## MATERIAL SHOWN
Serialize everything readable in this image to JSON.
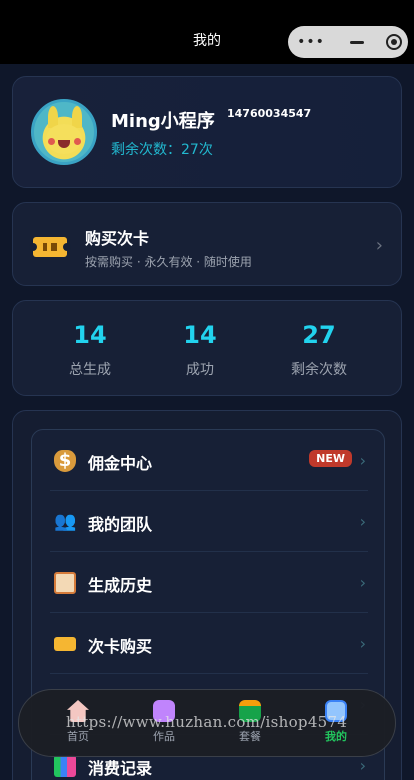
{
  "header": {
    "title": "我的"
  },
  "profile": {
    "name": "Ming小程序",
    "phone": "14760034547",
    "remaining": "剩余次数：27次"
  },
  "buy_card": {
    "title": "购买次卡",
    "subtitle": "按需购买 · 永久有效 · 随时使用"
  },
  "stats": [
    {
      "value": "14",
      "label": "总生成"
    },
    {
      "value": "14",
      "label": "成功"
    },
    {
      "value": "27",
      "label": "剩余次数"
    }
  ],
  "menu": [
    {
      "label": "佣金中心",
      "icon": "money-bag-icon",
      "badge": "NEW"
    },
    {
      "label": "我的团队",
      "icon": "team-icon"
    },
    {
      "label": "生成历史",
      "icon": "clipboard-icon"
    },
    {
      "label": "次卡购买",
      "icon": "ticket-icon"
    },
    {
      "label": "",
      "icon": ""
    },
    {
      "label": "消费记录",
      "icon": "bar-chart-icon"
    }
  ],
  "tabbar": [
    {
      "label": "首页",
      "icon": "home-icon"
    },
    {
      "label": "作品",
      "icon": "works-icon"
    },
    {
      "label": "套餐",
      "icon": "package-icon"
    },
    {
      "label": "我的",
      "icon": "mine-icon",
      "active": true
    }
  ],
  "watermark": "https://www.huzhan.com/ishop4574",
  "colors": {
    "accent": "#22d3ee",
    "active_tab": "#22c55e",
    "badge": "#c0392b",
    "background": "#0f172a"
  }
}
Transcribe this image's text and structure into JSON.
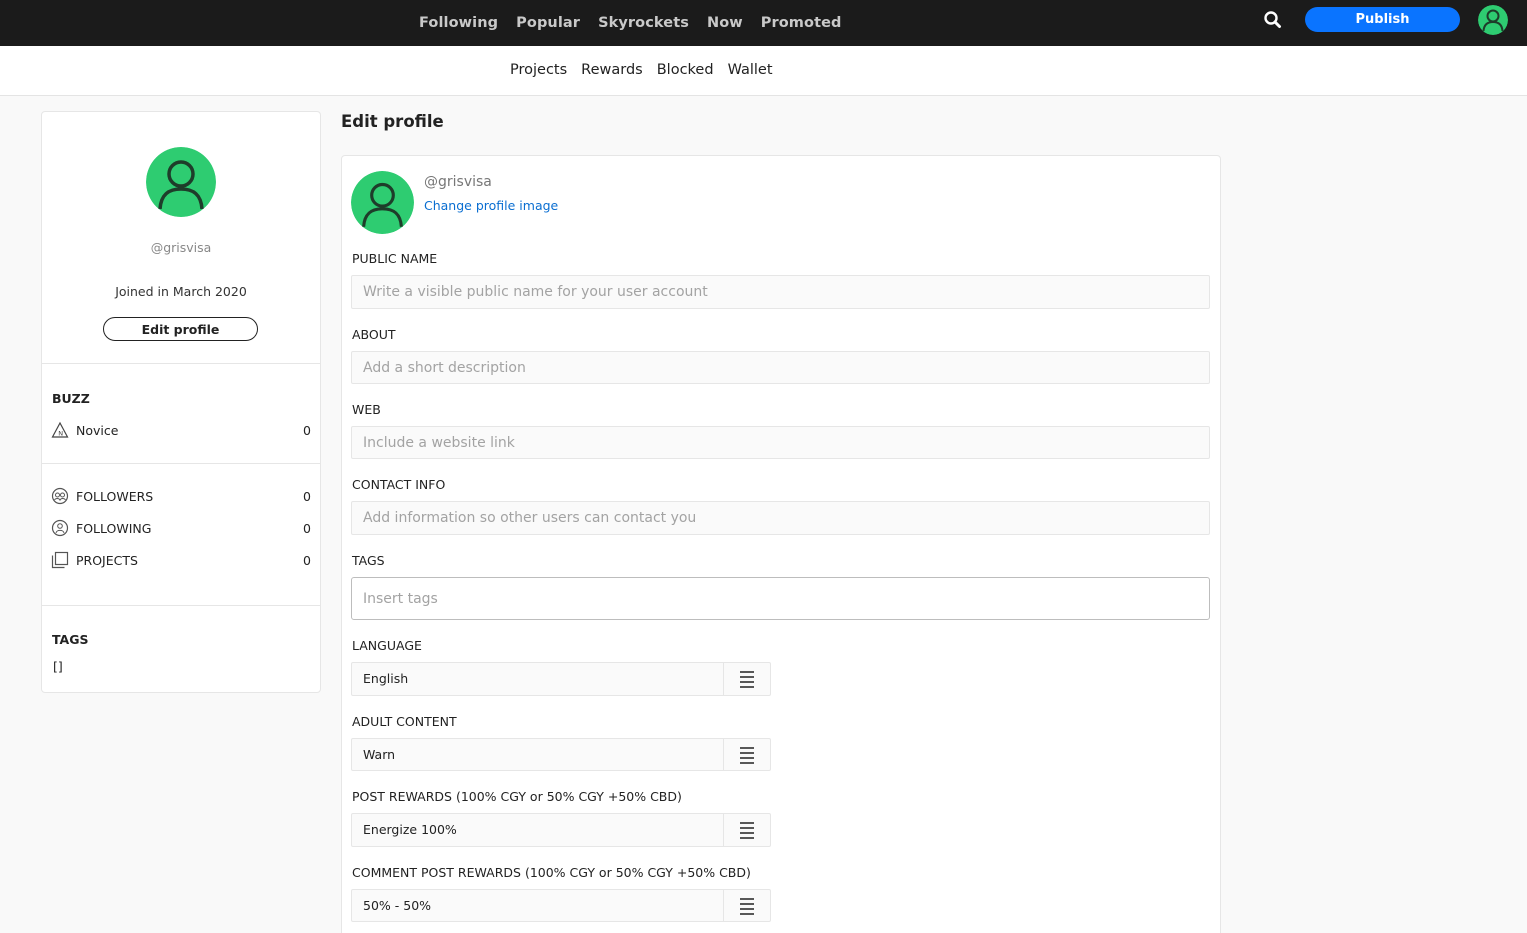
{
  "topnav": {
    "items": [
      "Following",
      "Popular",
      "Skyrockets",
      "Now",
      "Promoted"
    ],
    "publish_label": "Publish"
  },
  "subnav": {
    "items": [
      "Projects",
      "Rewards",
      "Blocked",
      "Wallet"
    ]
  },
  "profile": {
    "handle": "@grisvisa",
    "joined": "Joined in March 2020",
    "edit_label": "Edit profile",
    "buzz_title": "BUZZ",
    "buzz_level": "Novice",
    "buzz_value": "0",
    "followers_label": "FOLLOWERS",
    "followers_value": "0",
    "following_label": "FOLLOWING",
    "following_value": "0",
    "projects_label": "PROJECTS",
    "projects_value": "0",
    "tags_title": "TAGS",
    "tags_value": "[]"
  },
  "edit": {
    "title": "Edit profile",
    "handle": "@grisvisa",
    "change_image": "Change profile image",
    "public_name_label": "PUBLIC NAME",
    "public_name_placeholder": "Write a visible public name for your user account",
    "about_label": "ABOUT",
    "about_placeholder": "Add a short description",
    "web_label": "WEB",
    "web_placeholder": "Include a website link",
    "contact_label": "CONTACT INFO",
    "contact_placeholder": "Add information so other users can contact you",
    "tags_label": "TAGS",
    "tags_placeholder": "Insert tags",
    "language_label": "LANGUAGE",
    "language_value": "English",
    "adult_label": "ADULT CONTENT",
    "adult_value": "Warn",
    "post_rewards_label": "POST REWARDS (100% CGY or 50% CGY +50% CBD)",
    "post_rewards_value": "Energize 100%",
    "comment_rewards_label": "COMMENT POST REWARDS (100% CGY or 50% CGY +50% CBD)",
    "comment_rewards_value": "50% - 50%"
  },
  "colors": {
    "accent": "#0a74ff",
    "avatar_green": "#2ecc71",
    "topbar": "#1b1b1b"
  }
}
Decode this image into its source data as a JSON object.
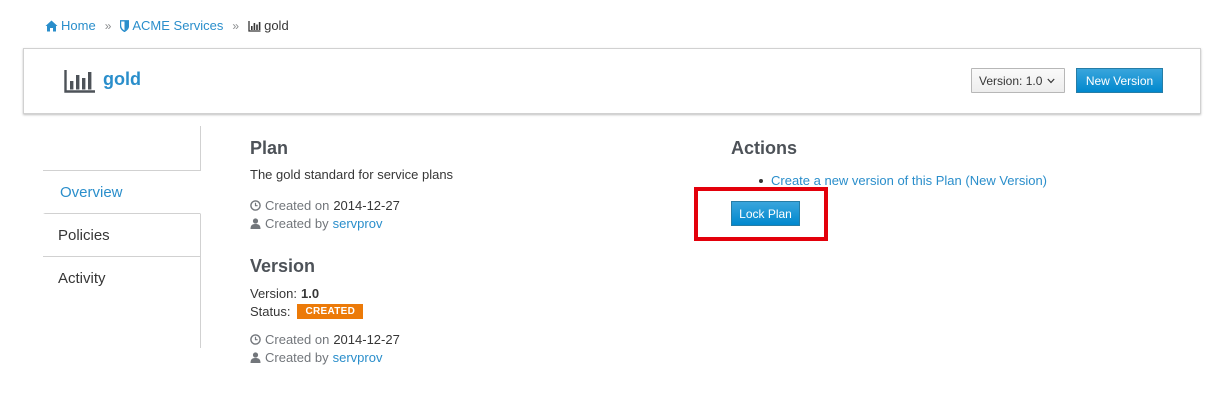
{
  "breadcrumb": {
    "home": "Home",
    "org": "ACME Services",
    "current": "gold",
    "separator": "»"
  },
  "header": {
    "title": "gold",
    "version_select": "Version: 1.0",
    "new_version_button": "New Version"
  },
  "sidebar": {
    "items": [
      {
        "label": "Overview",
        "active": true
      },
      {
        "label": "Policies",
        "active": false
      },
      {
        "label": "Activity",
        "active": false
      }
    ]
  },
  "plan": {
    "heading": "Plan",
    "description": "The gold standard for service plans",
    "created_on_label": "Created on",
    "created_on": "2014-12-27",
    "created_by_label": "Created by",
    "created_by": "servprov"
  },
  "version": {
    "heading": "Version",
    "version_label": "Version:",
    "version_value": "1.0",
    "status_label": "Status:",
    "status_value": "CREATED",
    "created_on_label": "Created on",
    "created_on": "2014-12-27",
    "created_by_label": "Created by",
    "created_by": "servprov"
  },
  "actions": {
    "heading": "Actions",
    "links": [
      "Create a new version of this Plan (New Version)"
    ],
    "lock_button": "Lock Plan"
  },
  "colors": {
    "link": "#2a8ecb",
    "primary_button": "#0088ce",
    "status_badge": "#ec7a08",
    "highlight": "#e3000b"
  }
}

## EXERCISE PROMPT
Find each line holding the word "icon" and copy it.

## EXERCISE SOLUTION
      "icon": "money-bag-icon",
      "icon": "team-icon"
      "icon": "clipboard-icon"
      "icon": "ticket-icon"
      "icon": ""
      "icon": "bar-chart-icon"
      "icon": "home-icon"
      "icon": "works-icon"
      "icon": "package-icon"
      "icon": "mine-icon",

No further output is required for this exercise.